What you need to do
Find the lines with the string "programa" and return them.
────────────────
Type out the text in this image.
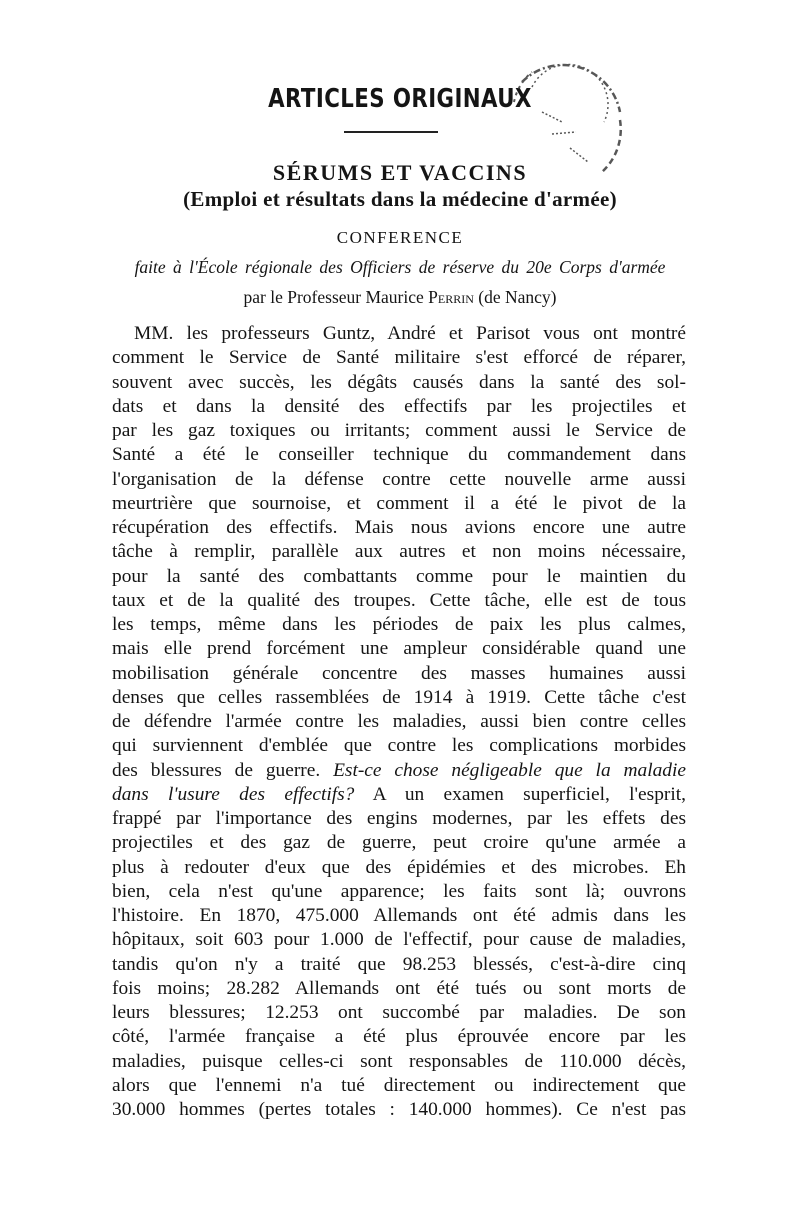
ARTICLES ORIGINAUX
SÉRUMS ET VACCINS
(Emploi et résultats dans la médecine d'armée)
CONFERENCE
faite à l'École régionale des Officiers de réserve du 20e Corps d'armée
par le Professeur Maurice Perrin (de Nancy)
MM. les professeurs Guntz, André et Parisot vous ont montré
comment le Service de Santé militaire s'est efforcé de réparer,
souvent avec succès, les dégâts causés dans la santé des sol-
dats et dans la densité des effectifs par les projectiles et
par les gaz toxiques ou irritants; comment aussi le Service de
Santé a été le conseiller technique du commandement dans
l'organisation de la défense contre cette nouvelle arme aussi
meurtrière que sournoise, et comment il a été le pivot de la
récupération des effectifs. Mais nous avions encore une autre
tâche à remplir, parallèle aux autres et non moins nécessaire,
pour la santé des combattants comme pour le maintien du
taux et de la qualité des troupes. Cette tâche, elle est de tous
les temps, même dans les périodes de paix les plus calmes,
mais elle prend forcément une ampleur considérable quand une
mobilisation générale concentre des masses humaines aussi
denses que celles rassemblées de 1914 à 1919. Cette tâche c'est
de défendre l'armée contre les maladies, aussi bien contre celles
qui surviennent d'emblée que contre les complications morbides
des blessures de guerre. Est-ce chose négligeable que la maladie
dans l'usure des effectifs? A un examen superficiel, l'esprit,
frappé par l'importance des engins modernes, par les effets des
projectiles et des gaz de guerre, peut croire qu'une armée a
plus à redouter d'eux que des épidémies et des microbes. Eh
bien, cela n'est qu'une apparence; les faits sont là; ouvrons
l'histoire. En 1870, 475.000 Allemands ont été admis dans les
hôpitaux, soit 603 pour 1.000 de l'effectif, pour cause de maladies,
tandis qu'on n'y a traité que 98.253 blessés, c'est-à-dire cinq
fois moins; 28.282 Allemands ont été tués ou sont morts de
leurs blessures; 12.253 ont succombé par maladies. De son
côté, l'armée française a été plus éprouvée encore par les
maladies, puisque celles-ci sont responsables de 110.000 décès,
alors que l'ennemi n'a tué directement ou indirectement que
30.000 hommes (pertes totales : 140.000 hommes). Ce n'est pas
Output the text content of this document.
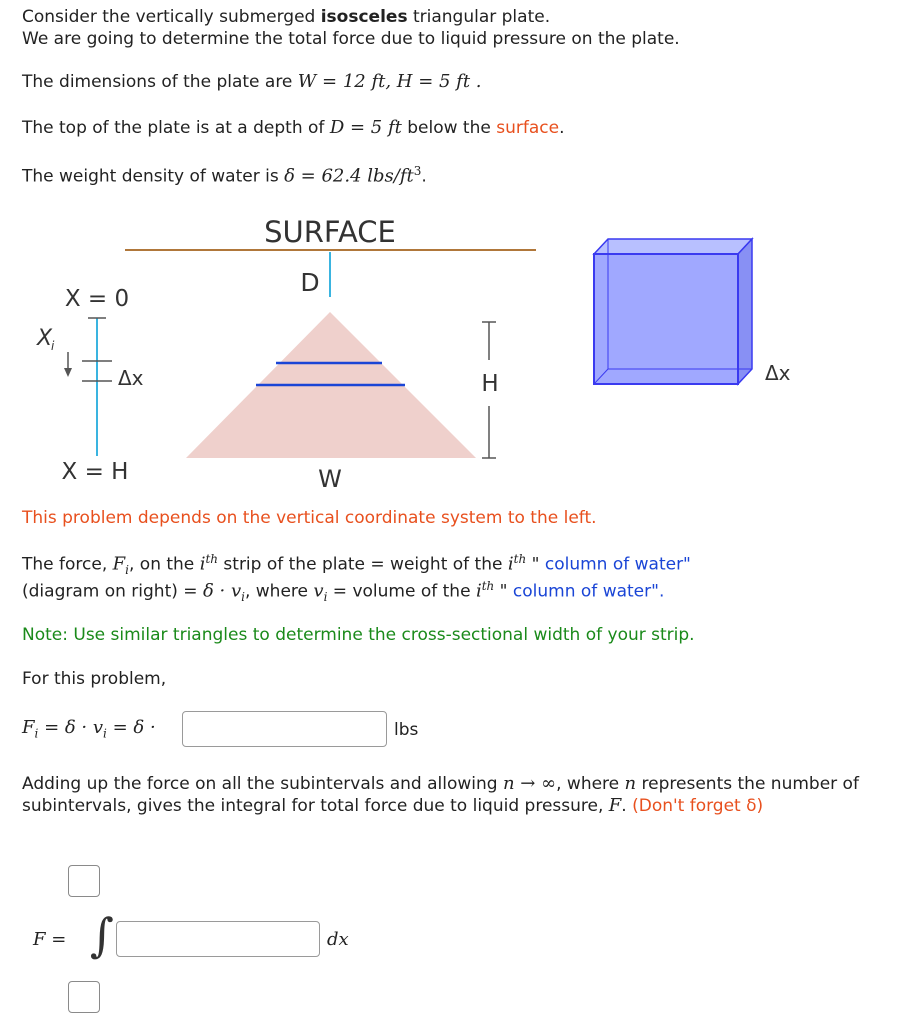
Consider the vertically submerged isosceles triangular plate.
We are going to determine the total force due to liquid pressure on the plate.
The dimensions of the plate are W = 12 ft, H = 5 ft .
The top of the plate is at a depth of D = 5 ft below the surface.
The weight density of water is δ = 62.4 lbs/$ft^3$.
SURFACE
D
H
W
X = 0
X
i
Δx
X = H
Δx
This problem depends on the vertical coordinate system to the left.
The force, $F_i$, on the $i^{th}$ strip of the plate = weight of the $i^{th}$ " column of water"
(diagram on right) = $\delta \cdot v_i$, where $v_i$ = volume of the $i^{th}$ " column of water".
Note: Use similar triangles to determine the cross-sectional width of your strip.
For this problem,
$F_i = \delta \cdot v_i = \delta$ ·	lbs
Adding up the force on all the subintervals and allowing n → ∞, where n represents the number of
subintervals, gives the integral for total force due to liquid pressure, F. (Don't forget δ)
F = ∫	dx
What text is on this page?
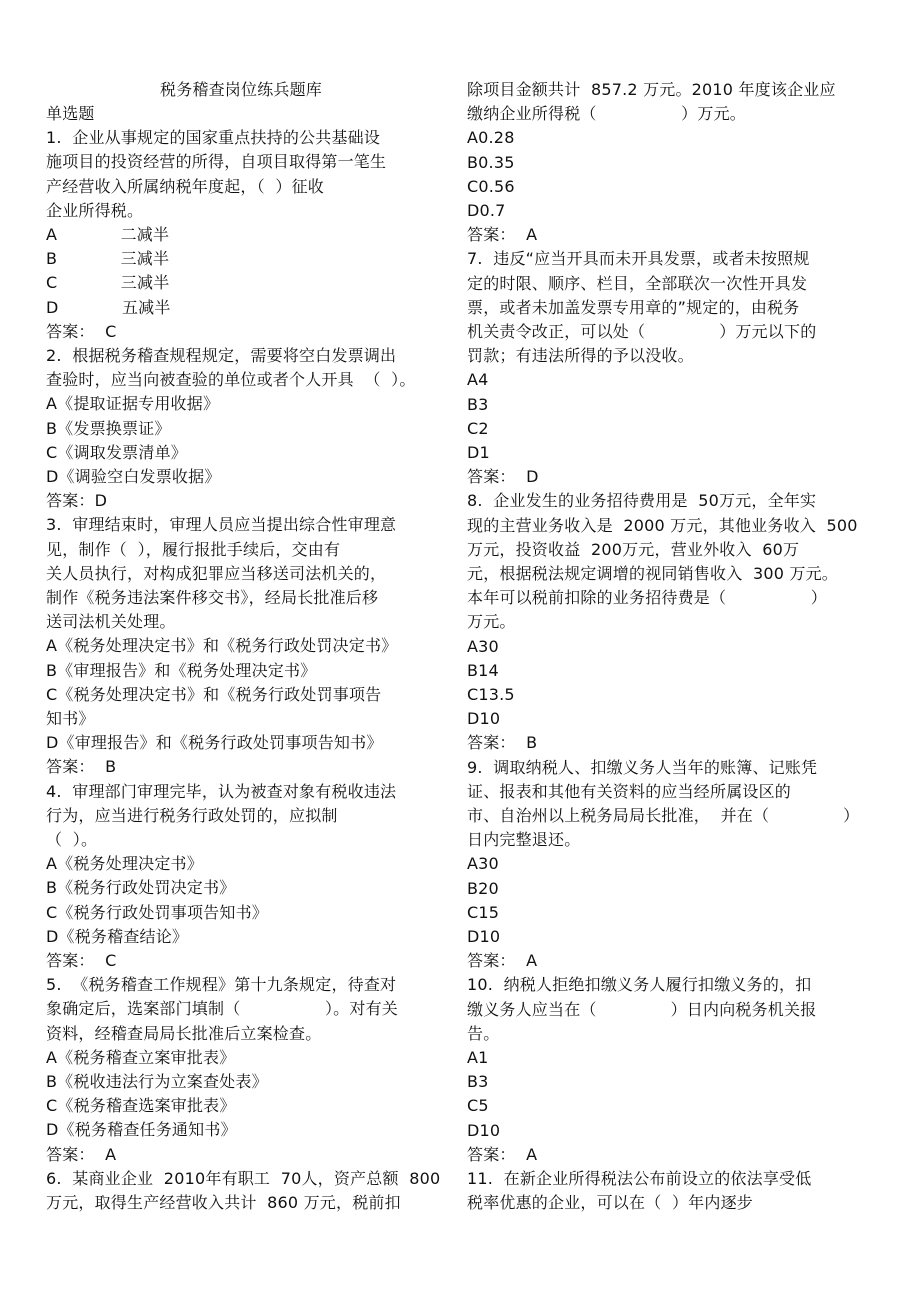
税务稽查岗位练兵题库
单选题
1.  企业从事规定的国家重点扶持的公共基础设
施项目的投资经营的所得，自项目取得第一笔生
产经营收入所属纳税年度起，（  ）征收
企业所得税。
A            二减半
B            三减半
C            三减半
D            五减半
答案：  C
2.  根据税务稽查规程规定，需要将空白发票调出
查验时，应当向被查验的单位或者个人开具  （  ）。
A《提取证据专用收据》
B《发票换票证》
C《调取发票清单》
D《调验空白发票收据》
答案：D
3.  审理结束时，审理人员应当提出综合性审理意
见，制作（  ），履行报批手续后，交由有
关人员执行，对构成犯罪应当移送司法机关的，
制作《税务违法案件移交书》，经局长批准后移
送司法机关处理。
A《税务处理决定书》和《税务行政处罚决定书》
B《审理报告》和《税务处理决定书》
C《税务处理决定书》和《税务行政处罚事项告
知书》
D《审理报告》和《税务行政处罚事项告知书》
答案：  B
4.  审理部门审理完毕，认为被查对象有税收违法
行为，应当进行税务行政处罚的，应拟制
（  ）。
A《税务处理决定书》
B《税务行政处罚决定书》
C《税务行政处罚事项告知书》
D《税务稽查结论》
答案：  C
5.  《税务稽查工作规程》第十九条规定，待查对
象确定后，选案部门填制（                ）。对有关
资料，经稽查局局长批准后立案检查。
A《税务稽查立案审批表》
B《税收违法行为立案查处表》
C《税务稽查选案审批表》
D《税务稽查任务通知书》
答案：  A
6.  某商业企业  2010年有职工  70人，资产总额  800
万元，取得生产经营收入共计  860 万元，税前扣
除项目金额共计  857.2 万元。2010 年度该企业应
缴纳企业所得税（                ）万元。
A0.28
B0.35
C0.56
D0.7
答案：  A
7.  违反“应当开具而未开具发票，或者未按照规
定的时限、顺序、栏目，全部联次一次性开具发
票，或者未加盖发票专用章的”规定的，由税务
机关责令改正，可以处（              ）万元以下的
罚款；有违法所得的予以没收。
A4
B3
C2
D1
答案：  D
8.  企业发生的业务招待费用是  50万元，全年实
现的主营业务收入是  2000 万元，其他业务收入  500
万元，投资收益  200万元，营业外收入  60万
元，根据税法规定调增的视同销售收入  300 万元。
本年可以税前扣除的业务招待费是（                ）
万元。
A30
B14
C13.5
D10
答案：  B
9.  调取纳税人、扣缴义务人当年的账簿、记账凭
证、报表和其他有关资料的应当经所属设区的
市、自治州以上税务局局长批准，  并在（              ）
日内完整退还。
A30
B20
C15
D10
答案：  A
10.  纳税人拒绝扣缴义务人履行扣缴义务的，扣
缴义务人应当在（              ）日内向税务机关报
告。
A1
B3
C5
D10
答案：  A
11.  在新企业所得税法公布前设立的依法享受低
税率优惠的企业，可以在（  ）年内逐步
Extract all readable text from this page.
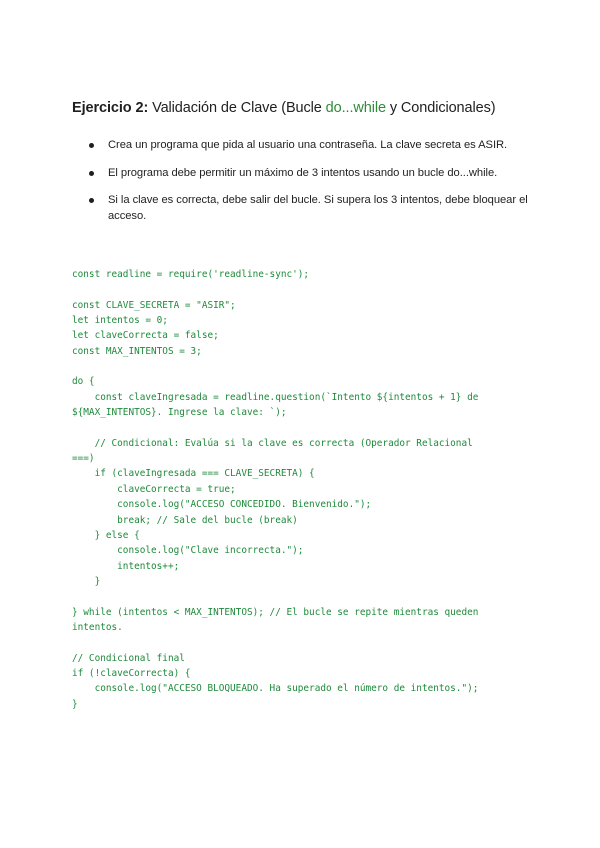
Ejercicio 2: Validación de Clave (Bucle do...while y Condicionales)
Crea un programa que pida al usuario una contraseña. La clave secreta es ASIR.
El programa debe permitir un máximo de 3 intentos usando un bucle do...while.
Si la clave es correcta, debe salir del bucle. Si supera los 3 intentos, debe bloquear el acceso.
const readline = require('readline-sync');
const CLAVE_SECRETA = "ASIR";
let intentos = 0;
let claveCorrecta = false;
const MAX_INTENTOS = 3;
do {
const claveIngresada = readline.question(`Intento ${intentos + 1} de
${MAX_INTENTOS}. Ingrese la clave: `);
// Condicional: Evalúa si la clave es correcta (Operador Relacional
===)
if (claveIngresada === CLAVE_SECRETA) {
claveCorrecta = true;
console.log("ACCESO CONCEDIDO. Bienvenido.");
break; // Sale del bucle (break)
} else {
console.log("Clave incorrecta.");
intentos++;
}
} while (intentos < MAX_INTENTOS); // El bucle se repite mientras queden
intentos.
// Condicional final
if (!claveCorrecta) {
console.log("ACCESO BLOQUEADO. Ha superado el número de intentos.");
}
────────────────
Full solution
Crea un programa que pida al usuario una contraseña. La clave secreta es ASIR.
El programa debe permitir un máximo de 3 intentos usando un bucle do...while.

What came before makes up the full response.